*Problem requirements*
Keep only the lines of the data below that contain "میلادی", and copy them.

Data excerpts:
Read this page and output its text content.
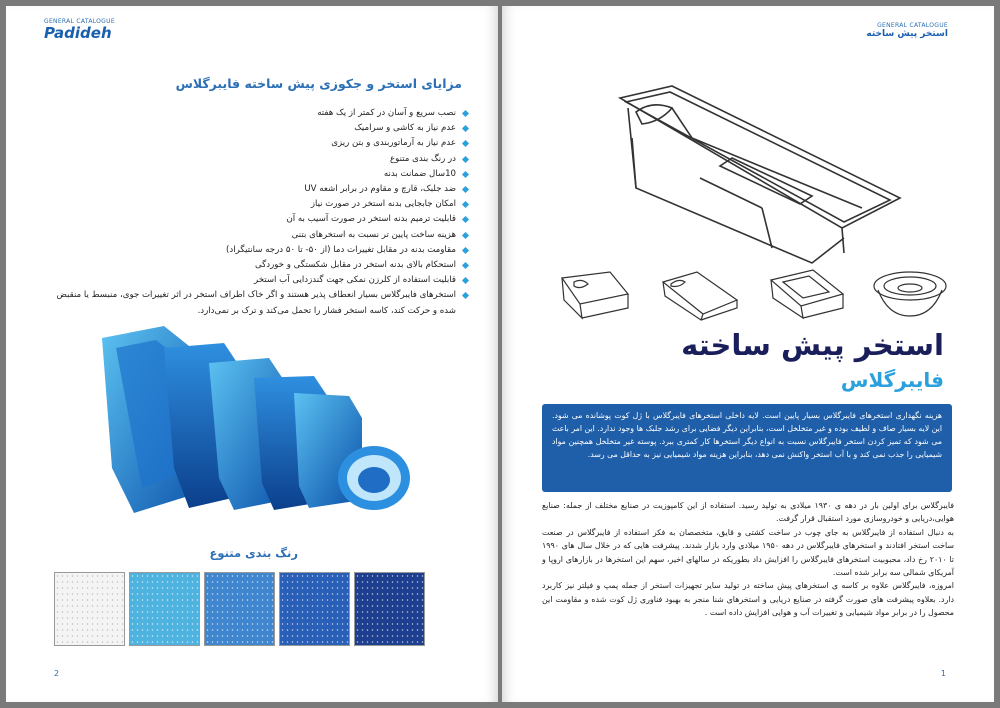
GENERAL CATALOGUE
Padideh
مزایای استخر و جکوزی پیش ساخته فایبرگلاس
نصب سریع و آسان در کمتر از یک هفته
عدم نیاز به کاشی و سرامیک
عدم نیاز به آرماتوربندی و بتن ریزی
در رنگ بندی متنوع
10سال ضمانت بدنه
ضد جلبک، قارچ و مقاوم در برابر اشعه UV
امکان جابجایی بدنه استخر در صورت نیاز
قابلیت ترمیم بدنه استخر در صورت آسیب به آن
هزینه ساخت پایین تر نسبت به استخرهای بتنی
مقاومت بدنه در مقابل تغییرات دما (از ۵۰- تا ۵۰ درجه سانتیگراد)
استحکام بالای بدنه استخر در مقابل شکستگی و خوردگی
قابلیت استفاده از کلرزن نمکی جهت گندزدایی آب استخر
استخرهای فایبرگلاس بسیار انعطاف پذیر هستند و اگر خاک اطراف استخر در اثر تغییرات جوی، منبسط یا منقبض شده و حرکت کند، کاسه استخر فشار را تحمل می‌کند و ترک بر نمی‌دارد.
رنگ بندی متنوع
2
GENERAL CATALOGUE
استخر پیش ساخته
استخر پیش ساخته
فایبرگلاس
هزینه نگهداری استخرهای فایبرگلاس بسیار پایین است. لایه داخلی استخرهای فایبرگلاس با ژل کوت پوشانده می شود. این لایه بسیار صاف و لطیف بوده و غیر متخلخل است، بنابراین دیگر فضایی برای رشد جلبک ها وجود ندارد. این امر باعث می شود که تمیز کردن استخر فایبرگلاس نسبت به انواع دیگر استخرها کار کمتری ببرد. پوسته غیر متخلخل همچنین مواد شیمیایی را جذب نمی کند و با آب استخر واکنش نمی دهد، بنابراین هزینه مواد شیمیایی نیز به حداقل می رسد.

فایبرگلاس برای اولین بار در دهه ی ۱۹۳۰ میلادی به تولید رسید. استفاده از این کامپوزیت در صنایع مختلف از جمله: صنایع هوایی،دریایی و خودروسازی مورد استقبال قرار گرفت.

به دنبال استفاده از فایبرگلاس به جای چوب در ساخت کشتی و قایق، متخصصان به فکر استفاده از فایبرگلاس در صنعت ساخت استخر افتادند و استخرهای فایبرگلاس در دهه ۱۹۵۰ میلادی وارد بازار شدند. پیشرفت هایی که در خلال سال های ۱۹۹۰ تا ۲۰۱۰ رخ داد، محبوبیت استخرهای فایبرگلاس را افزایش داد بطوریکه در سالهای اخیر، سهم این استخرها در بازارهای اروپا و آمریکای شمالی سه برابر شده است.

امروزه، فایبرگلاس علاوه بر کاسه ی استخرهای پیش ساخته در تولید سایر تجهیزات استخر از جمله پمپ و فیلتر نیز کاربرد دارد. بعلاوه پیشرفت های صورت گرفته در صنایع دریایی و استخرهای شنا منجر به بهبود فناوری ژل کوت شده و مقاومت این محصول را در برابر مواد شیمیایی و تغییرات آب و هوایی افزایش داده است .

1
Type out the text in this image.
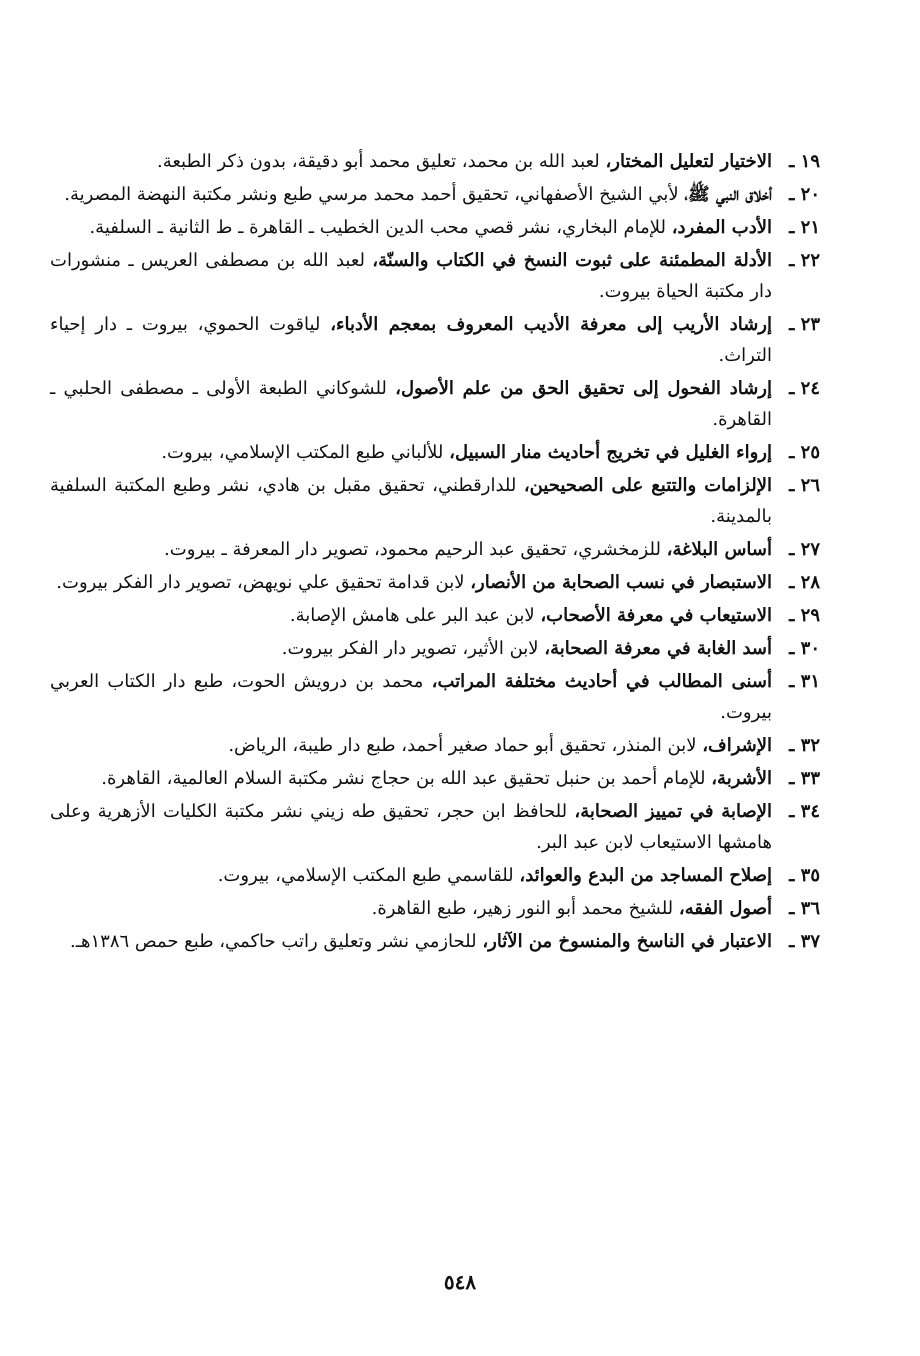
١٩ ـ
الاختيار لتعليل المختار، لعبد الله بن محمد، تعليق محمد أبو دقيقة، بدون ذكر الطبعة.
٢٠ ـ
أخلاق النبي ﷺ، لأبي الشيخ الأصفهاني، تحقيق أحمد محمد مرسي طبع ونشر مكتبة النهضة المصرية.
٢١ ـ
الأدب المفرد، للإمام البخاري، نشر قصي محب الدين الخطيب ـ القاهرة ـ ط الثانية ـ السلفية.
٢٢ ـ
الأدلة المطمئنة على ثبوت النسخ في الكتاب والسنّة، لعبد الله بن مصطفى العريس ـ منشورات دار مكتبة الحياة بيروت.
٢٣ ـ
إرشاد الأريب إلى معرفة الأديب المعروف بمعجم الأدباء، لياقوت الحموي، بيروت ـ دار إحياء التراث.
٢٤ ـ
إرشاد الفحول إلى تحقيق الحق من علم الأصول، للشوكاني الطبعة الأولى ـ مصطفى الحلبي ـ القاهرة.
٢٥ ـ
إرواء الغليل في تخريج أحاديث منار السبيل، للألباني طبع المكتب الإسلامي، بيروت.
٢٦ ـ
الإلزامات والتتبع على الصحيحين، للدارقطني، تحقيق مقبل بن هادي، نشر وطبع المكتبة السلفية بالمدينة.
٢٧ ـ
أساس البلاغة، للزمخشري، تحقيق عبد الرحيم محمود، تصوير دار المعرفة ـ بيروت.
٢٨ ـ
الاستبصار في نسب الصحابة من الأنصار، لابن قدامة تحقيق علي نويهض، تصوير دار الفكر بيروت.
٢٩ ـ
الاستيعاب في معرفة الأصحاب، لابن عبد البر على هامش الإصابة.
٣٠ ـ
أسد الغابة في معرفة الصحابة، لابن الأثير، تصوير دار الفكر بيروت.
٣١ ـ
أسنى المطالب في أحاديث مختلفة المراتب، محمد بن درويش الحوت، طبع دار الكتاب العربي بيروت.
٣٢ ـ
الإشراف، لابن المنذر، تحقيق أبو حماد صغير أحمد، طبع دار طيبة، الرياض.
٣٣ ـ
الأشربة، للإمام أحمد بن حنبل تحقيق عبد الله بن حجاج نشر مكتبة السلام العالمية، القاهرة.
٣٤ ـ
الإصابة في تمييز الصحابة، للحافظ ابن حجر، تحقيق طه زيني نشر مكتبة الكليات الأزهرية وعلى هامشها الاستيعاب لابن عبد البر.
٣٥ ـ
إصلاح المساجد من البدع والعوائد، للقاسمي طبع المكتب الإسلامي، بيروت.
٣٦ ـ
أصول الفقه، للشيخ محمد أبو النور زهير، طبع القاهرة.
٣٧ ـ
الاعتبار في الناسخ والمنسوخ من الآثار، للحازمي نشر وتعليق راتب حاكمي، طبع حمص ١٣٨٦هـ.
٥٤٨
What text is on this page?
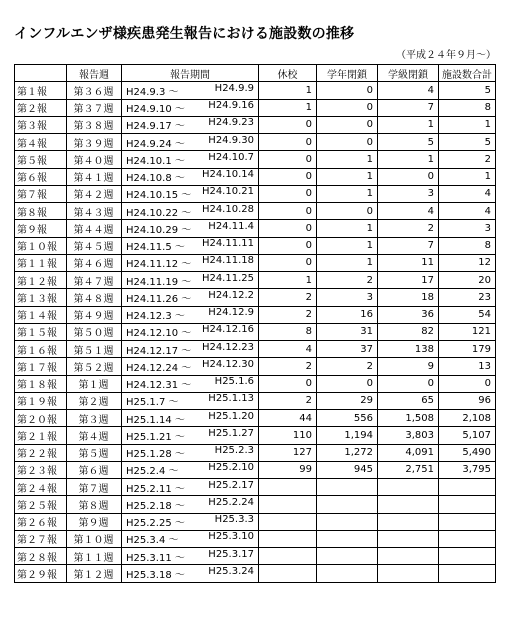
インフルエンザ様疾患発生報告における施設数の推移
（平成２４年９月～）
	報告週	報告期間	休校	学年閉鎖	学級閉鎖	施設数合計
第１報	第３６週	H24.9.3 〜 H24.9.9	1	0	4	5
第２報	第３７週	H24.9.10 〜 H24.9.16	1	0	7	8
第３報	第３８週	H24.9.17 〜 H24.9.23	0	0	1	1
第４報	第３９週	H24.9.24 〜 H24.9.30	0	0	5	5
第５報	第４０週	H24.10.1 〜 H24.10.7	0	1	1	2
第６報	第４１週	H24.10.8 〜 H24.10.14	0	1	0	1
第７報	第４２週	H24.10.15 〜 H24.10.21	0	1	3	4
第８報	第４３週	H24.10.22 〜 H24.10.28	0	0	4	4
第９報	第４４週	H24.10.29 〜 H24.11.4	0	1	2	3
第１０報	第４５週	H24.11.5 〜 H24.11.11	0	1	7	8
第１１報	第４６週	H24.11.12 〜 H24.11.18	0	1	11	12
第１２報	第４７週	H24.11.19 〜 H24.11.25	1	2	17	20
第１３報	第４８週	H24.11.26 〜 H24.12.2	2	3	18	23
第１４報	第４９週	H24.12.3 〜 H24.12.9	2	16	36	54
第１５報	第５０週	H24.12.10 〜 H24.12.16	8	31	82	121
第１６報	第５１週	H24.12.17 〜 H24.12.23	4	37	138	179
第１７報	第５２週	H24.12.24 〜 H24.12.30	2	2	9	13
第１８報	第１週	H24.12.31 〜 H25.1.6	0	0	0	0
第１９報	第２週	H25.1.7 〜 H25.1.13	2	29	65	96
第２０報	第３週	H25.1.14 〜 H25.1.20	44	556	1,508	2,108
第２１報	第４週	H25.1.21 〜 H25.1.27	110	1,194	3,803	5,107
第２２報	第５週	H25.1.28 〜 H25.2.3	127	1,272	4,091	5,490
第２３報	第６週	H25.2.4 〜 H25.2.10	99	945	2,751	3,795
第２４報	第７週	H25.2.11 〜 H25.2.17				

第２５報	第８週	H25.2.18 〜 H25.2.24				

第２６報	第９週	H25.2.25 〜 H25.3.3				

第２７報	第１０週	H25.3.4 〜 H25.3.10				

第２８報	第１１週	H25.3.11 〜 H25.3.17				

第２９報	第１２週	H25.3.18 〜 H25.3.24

*Right answer*
فایبرگلاس برای اولین بار در دهه ی ۱۹۳۰ میلادی به تولید رسید. استفاده از این کامپوزیت در صنایع مختلف از جمله: صنایع هوایی،دریایی و خودروسازی مورد استقبال قرار گرفت.
به دنبال استفاده از فایبرگلاس به جای چوب در ساخت کشتی و قایق، متخصصان به فکر استفاده از فایبرگلاس در صنعت ساخت استخر افتادند و استخرهای فایبرگلاس در دهه ۱۹۵۰ میلادی وارد بازار شدند. پیشرفت هایی که در خلال سال های ۱۹۹۰ تا ۲۰۱۰ رخ داد، محبوبیت استخرهای فایبرگلاس را افزایش داد بطوریکه در سالهای اخیر، سهم این استخرها در بازارهای اروپا و آمریکای شمالی سه برابر شده است.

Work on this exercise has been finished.